── Provided records ──

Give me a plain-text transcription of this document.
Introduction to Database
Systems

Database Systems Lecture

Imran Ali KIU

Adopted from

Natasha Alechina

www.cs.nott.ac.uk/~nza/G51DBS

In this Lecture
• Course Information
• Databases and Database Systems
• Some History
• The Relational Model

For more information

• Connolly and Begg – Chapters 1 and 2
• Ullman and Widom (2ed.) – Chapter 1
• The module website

───

> [Your objective] Above are the records. Identify each line that contains the word "Systems".

> [Full answer]
Systems
Database Systems Lecture
• Databases and Database Systems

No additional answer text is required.